# Problem details:
Find all the lines with "label" and gather them.

Collection entries
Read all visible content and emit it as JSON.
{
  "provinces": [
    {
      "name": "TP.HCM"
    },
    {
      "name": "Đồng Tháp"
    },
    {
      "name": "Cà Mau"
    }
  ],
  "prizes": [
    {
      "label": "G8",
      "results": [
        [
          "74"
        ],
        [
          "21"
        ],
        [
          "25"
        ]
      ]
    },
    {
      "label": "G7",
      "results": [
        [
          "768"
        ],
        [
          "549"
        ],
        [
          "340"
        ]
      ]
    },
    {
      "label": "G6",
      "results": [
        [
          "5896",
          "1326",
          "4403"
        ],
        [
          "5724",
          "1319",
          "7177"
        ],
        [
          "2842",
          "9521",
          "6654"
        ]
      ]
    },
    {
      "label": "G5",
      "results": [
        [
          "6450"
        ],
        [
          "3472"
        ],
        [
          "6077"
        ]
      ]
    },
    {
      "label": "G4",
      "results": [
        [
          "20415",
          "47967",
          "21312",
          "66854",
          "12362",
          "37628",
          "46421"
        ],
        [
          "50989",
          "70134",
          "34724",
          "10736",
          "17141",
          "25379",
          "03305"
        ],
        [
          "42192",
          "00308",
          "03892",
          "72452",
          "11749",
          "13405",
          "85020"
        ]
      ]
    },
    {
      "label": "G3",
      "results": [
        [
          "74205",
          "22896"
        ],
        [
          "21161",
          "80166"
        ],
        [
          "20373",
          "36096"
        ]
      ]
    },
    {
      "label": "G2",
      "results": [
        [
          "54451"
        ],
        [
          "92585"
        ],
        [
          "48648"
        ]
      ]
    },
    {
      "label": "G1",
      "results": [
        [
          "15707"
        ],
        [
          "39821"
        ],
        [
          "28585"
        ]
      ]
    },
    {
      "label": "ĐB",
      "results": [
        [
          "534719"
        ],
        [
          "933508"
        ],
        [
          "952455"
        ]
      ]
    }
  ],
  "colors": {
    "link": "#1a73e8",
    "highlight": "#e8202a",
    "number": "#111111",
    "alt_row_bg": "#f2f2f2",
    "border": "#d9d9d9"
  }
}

# Worked solution:
      "label": "G8",
      "label": "G7",
      "label": "G6",
      "label": "G5",
      "label": "G4",
      "label": "G3",
      "label": "G2",
      "label": "G1",
      "label": "ĐB",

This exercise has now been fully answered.